### Aim of the exercise:
Pull out each line of the records holding the string "องผสมอาหาร".

[Dataset records]
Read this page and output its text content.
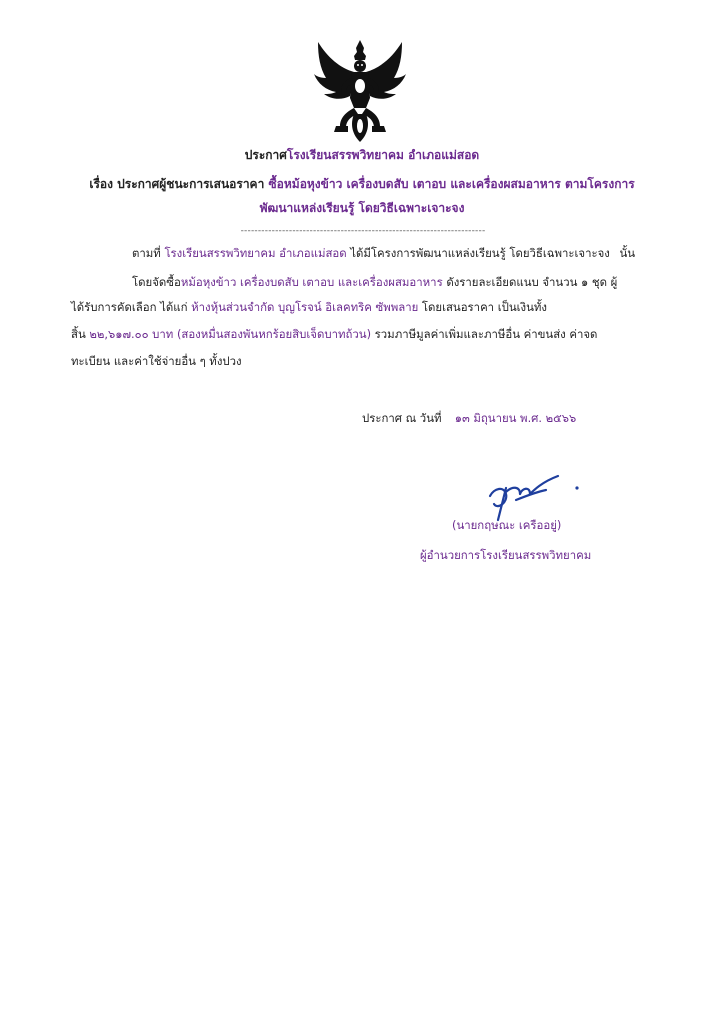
ประกาศโรงเรียนสรรพวิทยาคม อำเภอแม่สอด
เรื่อง ประกาศผู้ชนะการเสนอราคา ซื้อหม้อหุงข้าว เครื่องบดสับ เตาอบ และเครื่องผสมอาหาร ตามโครงการ
พัฒนาแหล่งเรียนรู้ โดยวิธีเฉพาะเจาะจง
-----------------------------------------------------------------------
ตามที่ โรงเรียนสรรพวิทยาคม อำเภอแม่สอด ได้มีโครงการพัฒนาแหล่งเรียนรู้ โดยวิธีเฉพาะเจาะจง นั้น
โดยจัดซื้อหม้อหุงข้าว เครื่องบดสับ เตาอบ และเครื่องผสมอาหาร ดังรายละเอียดแนบ จำนวน ๑ ชุด ผู้
ได้รับการคัดเลือก ได้แก่ ห้างหุ้นส่วนจำกัด บุญโรจน์ อิเลคทริค ซัพพลาย โดยเสนอราคา เป็นเงินทั้ง
สิ้น ๒๒,๖๑๗.๐๐ บาท (สองหมื่นสองพันหกร้อยสิบเจ็ดบาทถ้วน) รวมภาษีมูลค่าเพิ่มและภาษีอื่น ค่าขนส่ง ค่าจด
ทะเบียน และค่าใช้จ่ายอื่น ๆ ทั้งปวง
ประกาศ ณ วันที่ ๑๓ มิถุนายน พ.ศ. ๒๕๖๖
(นายกฤษณะ เครืออยู่)
ผู้อำนวยการโรงเรียนสรรพวิทยาคม
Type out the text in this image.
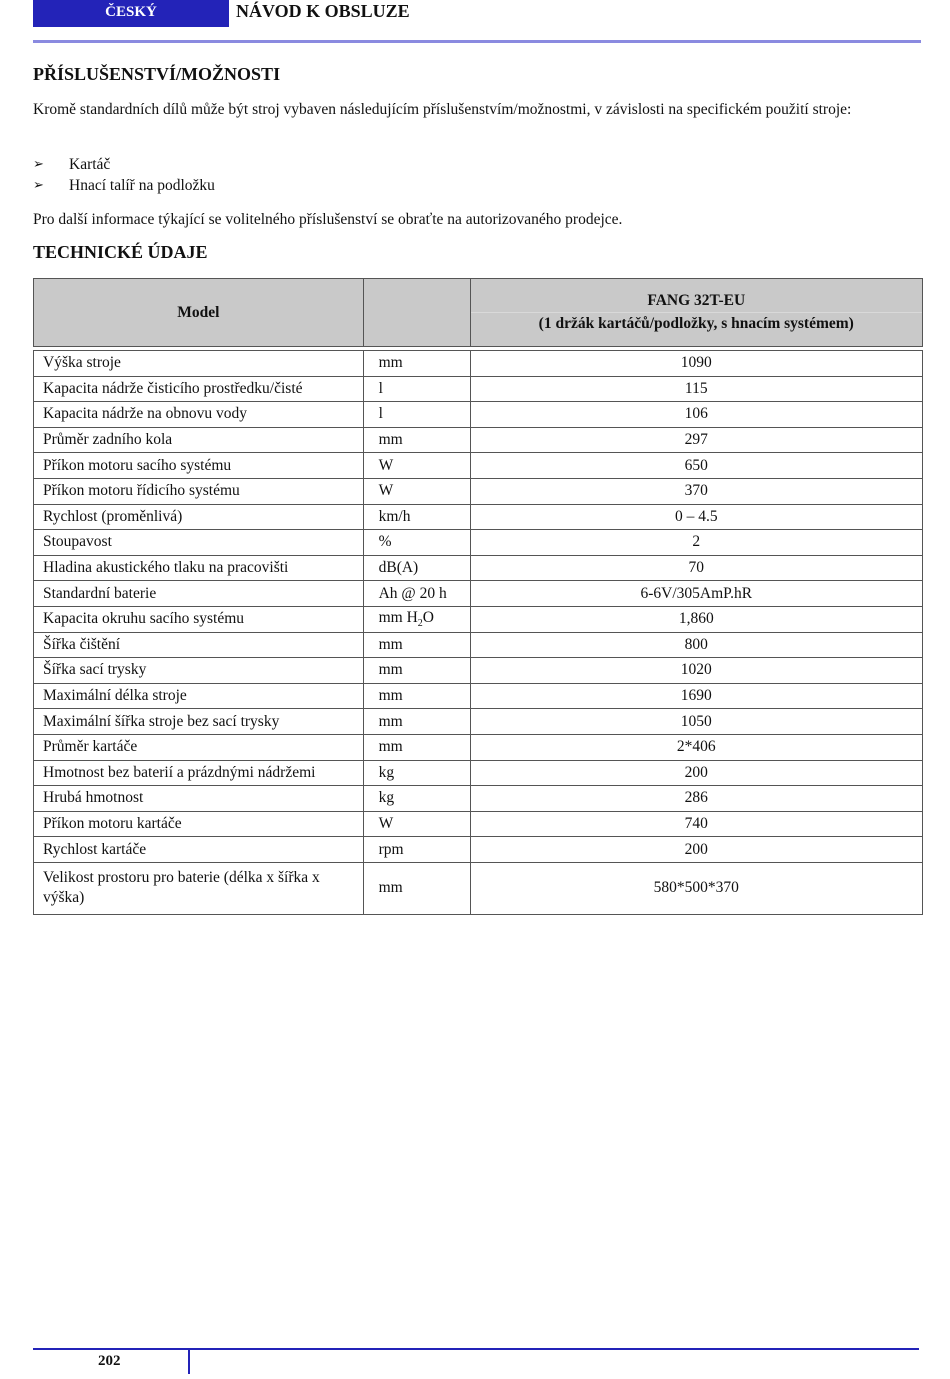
ČESKÝ	NÁVOD K OBSLUZE
PŘÍSLUŠENSTVÍ/MOŽNOSTI

Kromě standardních dílů může být stroj vybaven následujícím příslušenstvím/možnostmi, v závislosti na specifickém použití stroje:

➢	Kartáč
➢	Hnací talíř na podložku

Pro další informace týkající se volitelného příslušenství se obraťte na autorizovaného prodejce.

TECHNICKÉ ÚDAJE
Model		FANG 32T-EU
(1 držák kartáčů/podložky, s hnacím systémem)

Výška stroje	mm	1090
Kapacita nádrže čisticího prostředku/čisté	l	115
Kapacita nádrže na obnovu vody	l	106
Průměr zadního kola	mm	297
Příkon motoru sacího systému	W	650
Příkon motoru řídicího systému	W	370
Rychlost (proměnlivá)	km/h	0 – 4.5
Stoupavost	%	2
Hladina akustického tlaku na pracovišti	dB(A)	70
Standardní baterie	Ah @ 20 h	6-6V/305AmP.hR
Kapacita okruhu sacího systému	mm $H_2O$	1,860
Šířka čištění	mm	800
Šířka sací trysky	mm	1020
Maximální délka stroje	mm	1690
Maximální šířka stroje bez sací trysky	mm	1050
Průměr kartáče	mm	2*406
Hmotnost bez baterií a prázdnými nádržemi	kg	200
Hrubá hmotnost	kg	286
Příkon motoru kartáče	W	740
Rychlost kartáče	rpm	200
Velikost prostoru pro baterie (délka x šířka x výška)	mm	580*500*370
202
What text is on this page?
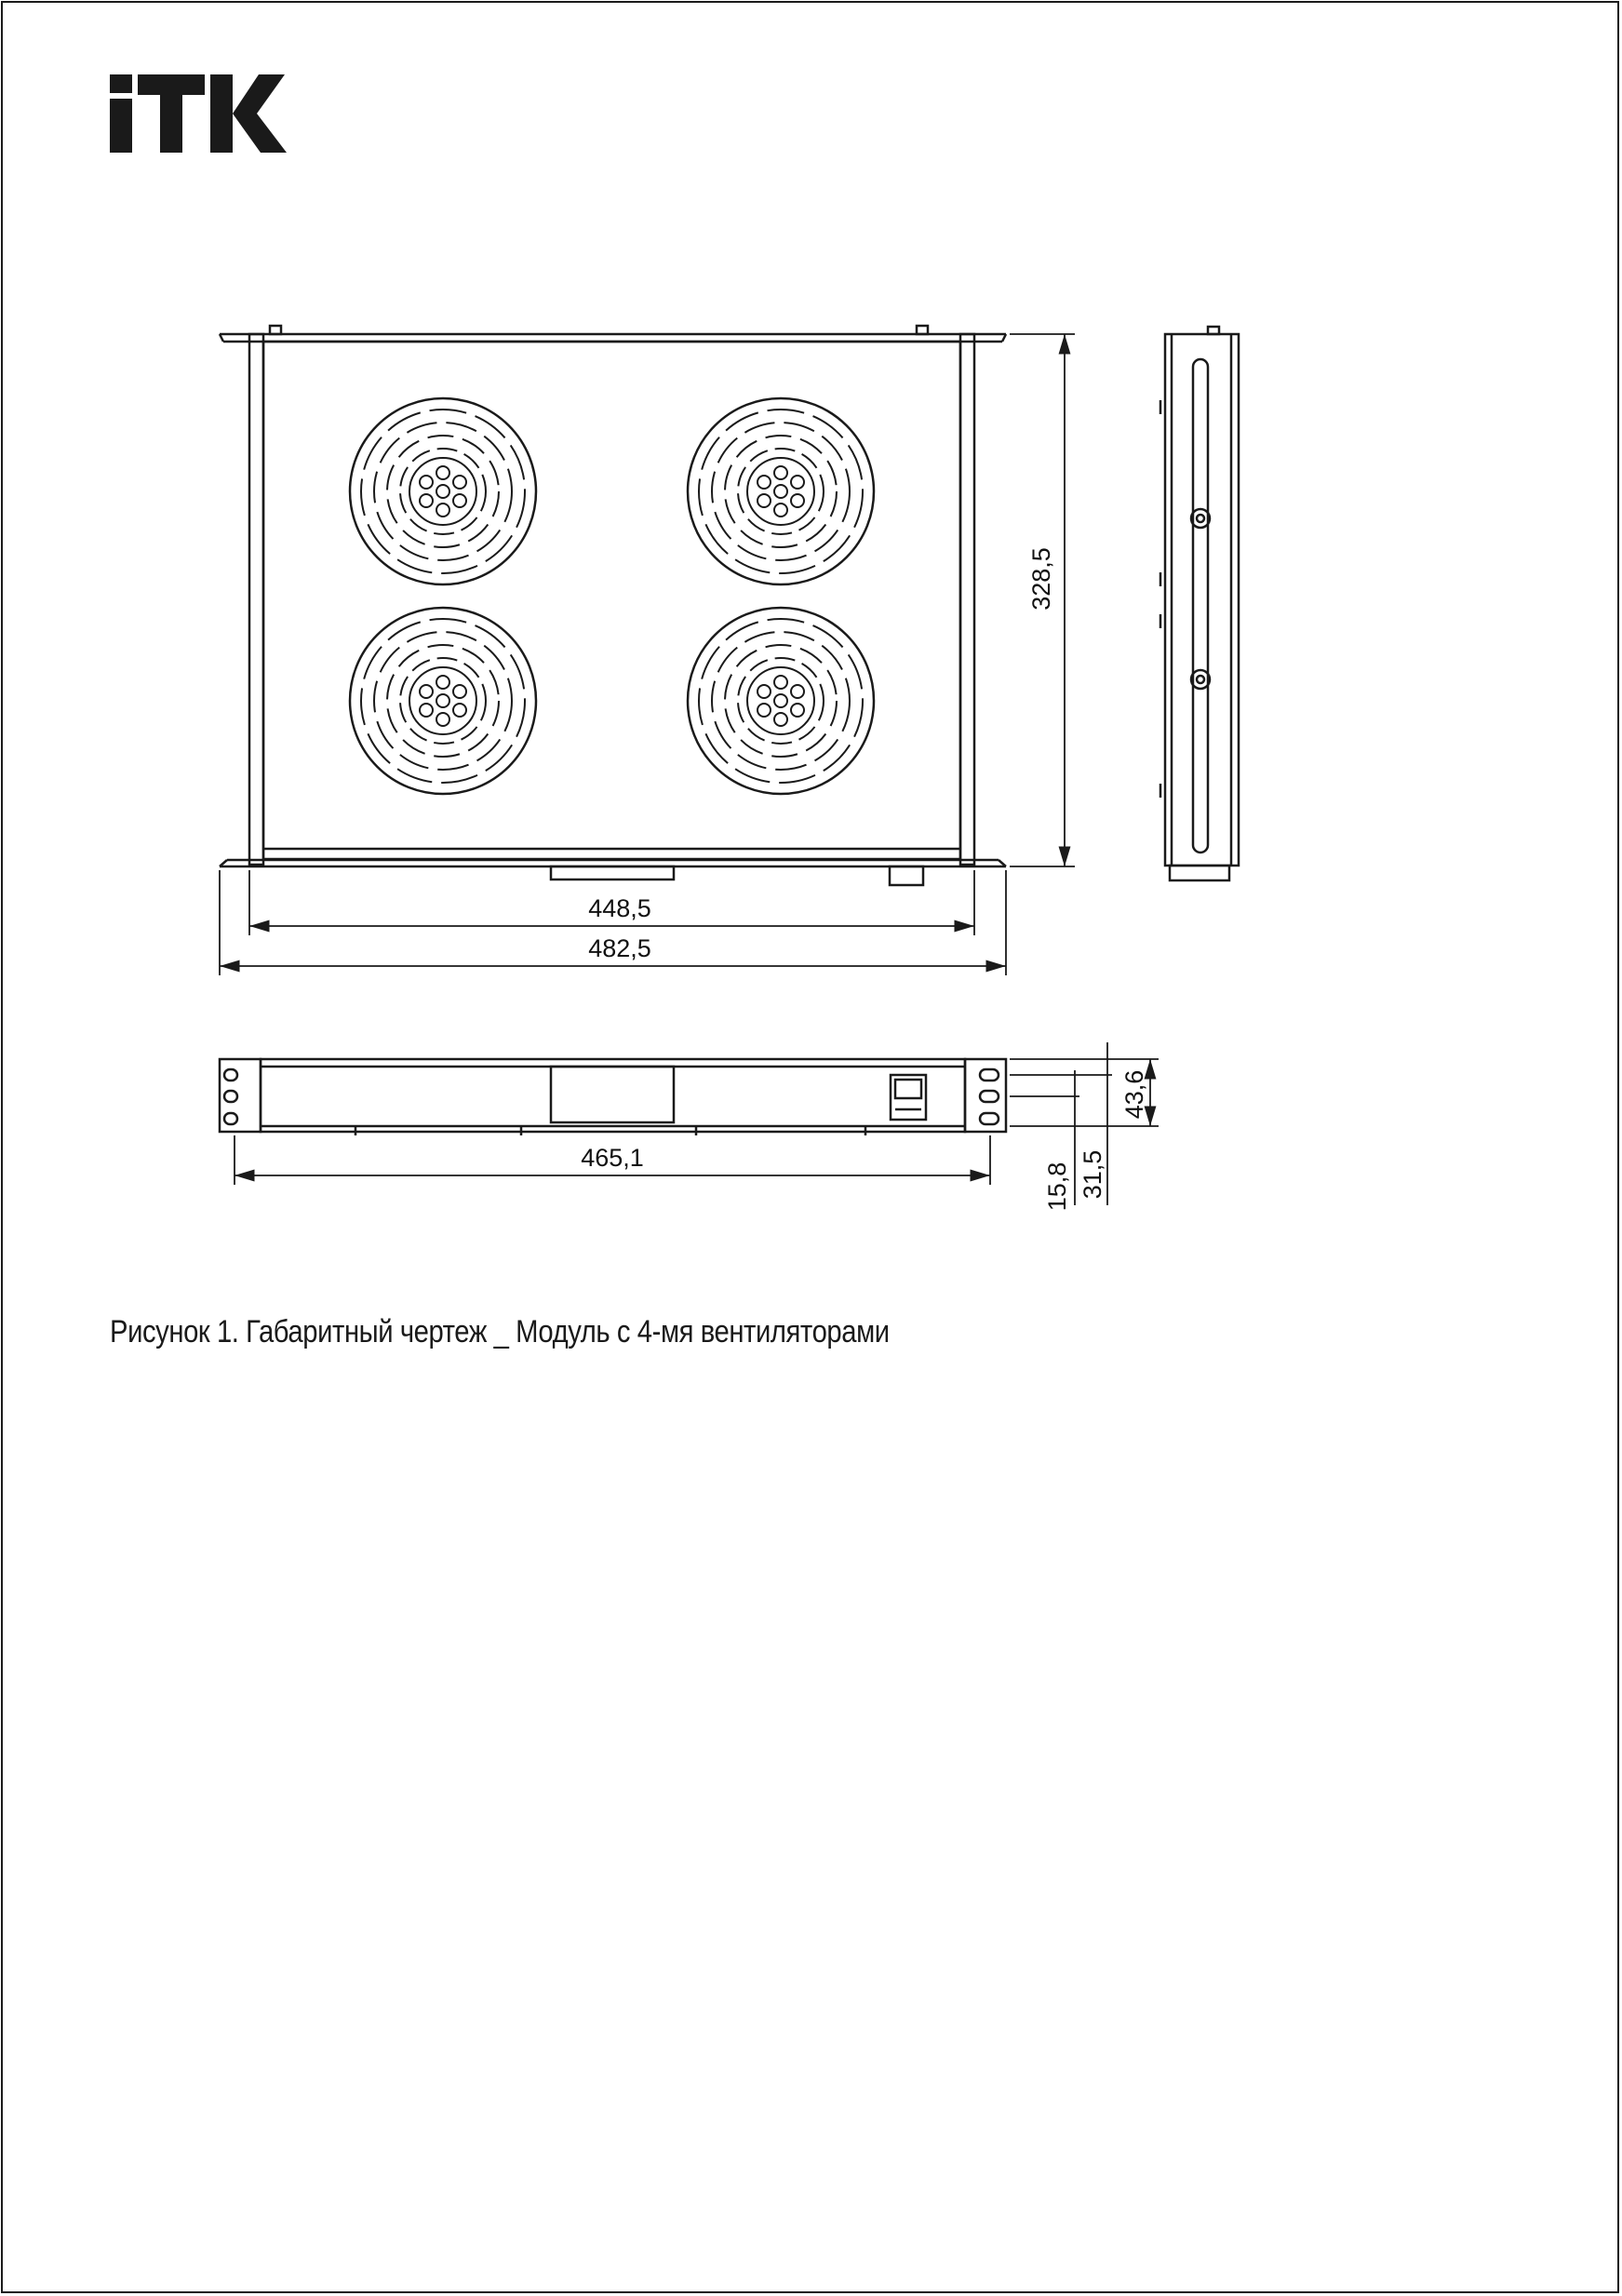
448,5
482,5
328,5
465,1
43,6
15,8 31,5
Рисунок 1. Габаритный чертеж _ Модуль с 4-мя вентиляторами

### Full output:
เรื่อง ประกาศผู้ชนะการเสนอราคา ซื้อหม้อหุงข้าว เครื่องบดสับ เตาอบ และเครื่องผสมอาหาร ตามโครงการ
โดยจัดซื้อหม้อหุงข้าว เครื่องบดสับ เตาอบ และเครื่องผสมอาหาร ดังรายละเอียดแนบ จำนวน ๑ ชุด ผู้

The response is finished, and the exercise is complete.